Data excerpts
((
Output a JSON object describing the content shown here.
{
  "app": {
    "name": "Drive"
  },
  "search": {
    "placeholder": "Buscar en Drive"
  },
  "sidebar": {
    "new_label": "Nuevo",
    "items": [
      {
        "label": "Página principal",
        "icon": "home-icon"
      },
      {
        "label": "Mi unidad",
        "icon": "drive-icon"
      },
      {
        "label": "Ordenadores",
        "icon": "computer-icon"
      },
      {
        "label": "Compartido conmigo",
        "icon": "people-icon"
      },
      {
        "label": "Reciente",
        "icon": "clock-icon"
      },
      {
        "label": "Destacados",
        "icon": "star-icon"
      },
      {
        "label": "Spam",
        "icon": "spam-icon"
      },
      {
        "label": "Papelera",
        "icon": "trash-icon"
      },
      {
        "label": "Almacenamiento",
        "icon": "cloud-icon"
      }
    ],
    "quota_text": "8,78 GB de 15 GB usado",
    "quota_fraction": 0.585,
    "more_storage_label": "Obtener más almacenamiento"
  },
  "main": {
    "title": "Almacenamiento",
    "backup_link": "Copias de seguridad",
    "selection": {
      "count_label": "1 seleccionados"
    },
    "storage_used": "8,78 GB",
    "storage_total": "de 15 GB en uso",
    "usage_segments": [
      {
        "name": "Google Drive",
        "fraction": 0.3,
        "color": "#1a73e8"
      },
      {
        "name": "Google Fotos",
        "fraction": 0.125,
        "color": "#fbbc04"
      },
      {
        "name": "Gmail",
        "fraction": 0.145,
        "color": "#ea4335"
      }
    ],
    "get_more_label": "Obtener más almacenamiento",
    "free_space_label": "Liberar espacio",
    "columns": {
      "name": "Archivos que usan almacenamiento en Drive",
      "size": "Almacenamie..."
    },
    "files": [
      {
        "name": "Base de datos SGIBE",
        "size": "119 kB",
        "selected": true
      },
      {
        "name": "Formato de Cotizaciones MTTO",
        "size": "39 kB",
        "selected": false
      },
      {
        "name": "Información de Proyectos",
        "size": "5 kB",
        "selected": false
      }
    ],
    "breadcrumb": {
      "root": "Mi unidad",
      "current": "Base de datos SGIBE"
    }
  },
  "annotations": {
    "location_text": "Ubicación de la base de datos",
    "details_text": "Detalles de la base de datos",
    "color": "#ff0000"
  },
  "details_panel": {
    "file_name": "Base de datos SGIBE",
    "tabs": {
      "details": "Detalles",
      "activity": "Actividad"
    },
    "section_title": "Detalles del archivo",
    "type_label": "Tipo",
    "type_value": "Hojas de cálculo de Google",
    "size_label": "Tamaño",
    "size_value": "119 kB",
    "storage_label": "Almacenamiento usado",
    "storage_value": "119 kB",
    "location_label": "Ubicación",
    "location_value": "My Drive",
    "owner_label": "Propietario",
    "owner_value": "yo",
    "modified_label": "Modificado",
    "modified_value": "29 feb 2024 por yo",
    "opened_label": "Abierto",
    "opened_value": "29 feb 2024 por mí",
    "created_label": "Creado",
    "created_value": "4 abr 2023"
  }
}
))
**Set task:** Please give back all of the records exactly as written.

**Full response:**
Output a JSON object describing the content shown here.
{
  "app": {
    "name": "Drive"
  },
  "search": {
    "placeholder": "Buscar en Drive"
  },
  "sidebar": {
    "new_label": "Nuevo",
    "items": [
      {
        "label": "Página principal",
        "icon": "home-icon"
      },
      {
        "label": "Mi unidad",
        "icon": "drive-icon"
      },
      {
        "label": "Ordenadores",
        "icon": "computer-icon"
      },
      {
        "label": "Compartido conmigo",
        "icon": "people-icon"
      },
      {
        "label": "Reciente",
        "icon": "clock-icon"
      },
      {
        "label": "Destacados",
        "icon": "star-icon"
      },
      {
        "label": "Spam",
        "icon": "spam-icon"
      },
      {
        "label": "Papelera",
        "icon": "trash-icon"
      },
      {
        "label": "Almacenamiento",
        "icon": "cloud-icon"
      }
    ],
    "quota_text": "8,78 GB de 15 GB usado",
    "quota_fraction": 0.585,
    "more_storage_label": "Obtener más almacenamiento"
  },
  "main": {
    "title": "Almacenamiento",
    "backup_link": "Copias de seguridad",
    "selection": {
      "count_label": "1 seleccionados"
    },
    "storage_used": "8,78 GB",
    "storage_total": "de 15 GB en uso",
    "usage_segments": [
      {
        "name": "Google Drive",
        "fraction": 0.3,
        "color": "#1a73e8"
      },
      {
        "name": "Google Fotos",
        "fraction": 0.125,
        "color": "#fbbc04"
      },
      {
        "name": "Gmail",
        "fraction": 0.145,
        "color": "#ea4335"
      }
    ],
    "get_more_label": "Obtener más almacenamiento",
    "free_space_label": "Liberar espacio",
    "columns": {
      "name": "Archivos que usan almacenamiento en Drive",
      "size": "Almacenamie..."
    },
    "files": [
      {
        "name": "Base de datos SGIBE",
        "size": "119 kB",
        "selected": true
      },
      {
        "name": "Formato de Cotizaciones MTTO",
        "size": "39 kB",
        "selected": false
      },
      {
        "name": "Información de Proyectos",
        "size": "5 kB",
        "selected": false
      }
    ],
    "breadcrumb": {
      "root": "Mi unidad",
      "current": "Base de datos SGIBE"
    }
  },
  "annotations": {
    "location_text": "Ubicación de la base de datos",
    "details_text": "Detalles de la base de datos",
    "color": "#ff0000"
  },
  "details_panel": {
    "file_name": "Base de datos SGIBE",
    "tabs": {
      "details": "Detalles",
      "activity": "Actividad"
    },
    "section_title": "Detalles del archivo",
    "type_label": "Tipo",
    "type_value": "Hojas de cálculo de Google",
    "size_label": "Tamaño",
    "size_value": "119 kB",
    "storage_label": "Almacenamiento usado",
    "storage_value": "119 kB",
    "location_label": "Ubicación",
    "location_value": "My Drive",
    "owner_label": "Propietario",
    "owner_value": "yo",
    "modified_label": "Modificado",
    "modified_value": "29 feb 2024 por yo",
    "opened_label": "Abierto",
    "opened_value": "29 feb 2024 por mí",
    "created_label": "Creado",
    "created_value": "4 abr 2023"
  }
}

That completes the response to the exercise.